* _What is needed_: Express the items as a JSON list of strings, one string per line, starting at the line that contains "legend-label: GA xyxy=(477,383,490,393)" and ending at the line that contains "series-line-woa xyxy=(330,538,461,690)", with both of those lines included. Leave out any blank lines.

* _Provided information_:
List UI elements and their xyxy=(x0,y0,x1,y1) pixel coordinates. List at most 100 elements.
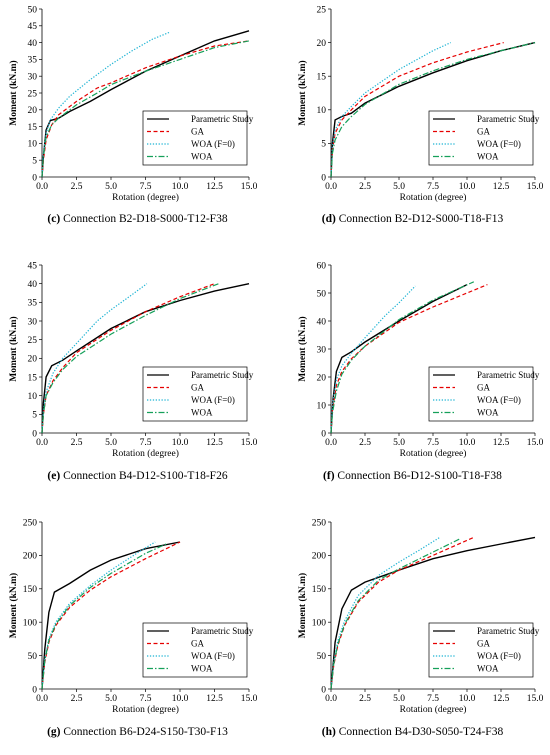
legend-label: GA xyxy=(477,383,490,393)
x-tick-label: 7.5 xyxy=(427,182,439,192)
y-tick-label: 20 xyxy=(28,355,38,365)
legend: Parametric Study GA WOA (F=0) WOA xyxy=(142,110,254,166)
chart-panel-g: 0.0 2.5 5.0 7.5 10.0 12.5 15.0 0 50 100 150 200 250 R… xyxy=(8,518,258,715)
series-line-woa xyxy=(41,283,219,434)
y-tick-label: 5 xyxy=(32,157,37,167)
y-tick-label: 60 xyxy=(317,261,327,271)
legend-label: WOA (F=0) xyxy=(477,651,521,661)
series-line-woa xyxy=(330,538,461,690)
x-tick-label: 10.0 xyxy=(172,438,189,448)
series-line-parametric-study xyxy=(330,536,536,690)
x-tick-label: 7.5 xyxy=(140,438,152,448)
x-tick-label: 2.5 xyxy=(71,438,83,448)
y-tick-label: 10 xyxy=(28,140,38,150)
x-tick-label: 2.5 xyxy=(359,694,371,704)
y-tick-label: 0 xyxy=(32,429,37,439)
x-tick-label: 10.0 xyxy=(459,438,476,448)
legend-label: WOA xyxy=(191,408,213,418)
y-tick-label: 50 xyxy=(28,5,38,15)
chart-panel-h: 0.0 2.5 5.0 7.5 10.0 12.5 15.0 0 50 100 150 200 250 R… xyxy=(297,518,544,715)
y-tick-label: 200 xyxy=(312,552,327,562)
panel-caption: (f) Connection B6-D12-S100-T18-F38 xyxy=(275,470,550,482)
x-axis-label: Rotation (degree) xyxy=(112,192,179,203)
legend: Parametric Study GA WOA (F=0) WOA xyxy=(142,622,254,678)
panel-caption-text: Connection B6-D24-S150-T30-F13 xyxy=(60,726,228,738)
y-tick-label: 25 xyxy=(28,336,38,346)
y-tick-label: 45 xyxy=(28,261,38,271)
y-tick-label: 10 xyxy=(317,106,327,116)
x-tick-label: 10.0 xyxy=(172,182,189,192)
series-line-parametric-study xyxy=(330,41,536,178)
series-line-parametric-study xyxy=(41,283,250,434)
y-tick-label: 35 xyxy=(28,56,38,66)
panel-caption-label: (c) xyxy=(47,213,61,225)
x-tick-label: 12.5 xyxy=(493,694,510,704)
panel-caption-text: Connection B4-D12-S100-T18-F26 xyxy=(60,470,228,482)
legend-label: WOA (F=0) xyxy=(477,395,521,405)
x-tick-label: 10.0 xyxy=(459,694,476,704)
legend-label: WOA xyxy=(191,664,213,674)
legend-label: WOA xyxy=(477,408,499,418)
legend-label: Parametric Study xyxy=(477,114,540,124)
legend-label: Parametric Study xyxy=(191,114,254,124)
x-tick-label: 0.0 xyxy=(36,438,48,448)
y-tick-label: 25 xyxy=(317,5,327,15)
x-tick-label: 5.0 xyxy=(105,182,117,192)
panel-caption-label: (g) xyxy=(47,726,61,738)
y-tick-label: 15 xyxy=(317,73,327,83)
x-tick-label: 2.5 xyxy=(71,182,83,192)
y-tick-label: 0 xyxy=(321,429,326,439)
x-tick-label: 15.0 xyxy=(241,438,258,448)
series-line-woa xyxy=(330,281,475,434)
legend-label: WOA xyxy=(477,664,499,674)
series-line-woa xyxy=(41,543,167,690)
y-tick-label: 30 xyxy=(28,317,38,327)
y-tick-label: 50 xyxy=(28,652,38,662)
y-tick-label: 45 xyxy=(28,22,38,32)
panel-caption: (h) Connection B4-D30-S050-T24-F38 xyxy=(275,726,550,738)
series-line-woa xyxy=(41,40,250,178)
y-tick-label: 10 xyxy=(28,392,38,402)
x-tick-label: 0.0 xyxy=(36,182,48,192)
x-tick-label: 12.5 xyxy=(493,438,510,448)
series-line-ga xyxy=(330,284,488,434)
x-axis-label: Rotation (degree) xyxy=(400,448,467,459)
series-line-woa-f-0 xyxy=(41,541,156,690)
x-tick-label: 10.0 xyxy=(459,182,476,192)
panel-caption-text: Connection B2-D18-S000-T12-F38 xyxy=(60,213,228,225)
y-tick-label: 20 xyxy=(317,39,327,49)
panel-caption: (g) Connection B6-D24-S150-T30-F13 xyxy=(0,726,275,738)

* _Answer to this task_:
[
  "legend-label: GA xyxy=(477,383,490,393)",
  "x-tick-label: 7.5 xyxy=(427,182,439,192)",
  "y-tick-label: 20 xyxy=(28,355,38,365)",
  "legend: Parametric Study GA WOA (F=0) WOA xyxy=(142,110,254,166)",
  "chart-panel-g: 0.0 2.5 5.0 7.5 10.0 12.5 15.0 0 50 100 150 200 250 R… xyxy=(8,518,258,715)",
  "series-line-woa xyxy=(41,283,219,434)",
  "y-tick-label: 5 xyxy=(32,157,37,167)",
  "y-tick-label: 60 xyxy=(317,261,327,271)",
  "legend-label: WOA (F=0) xyxy=(477,651,521,661)",
  "series-line-woa xyxy=(330,538,461,690)"
]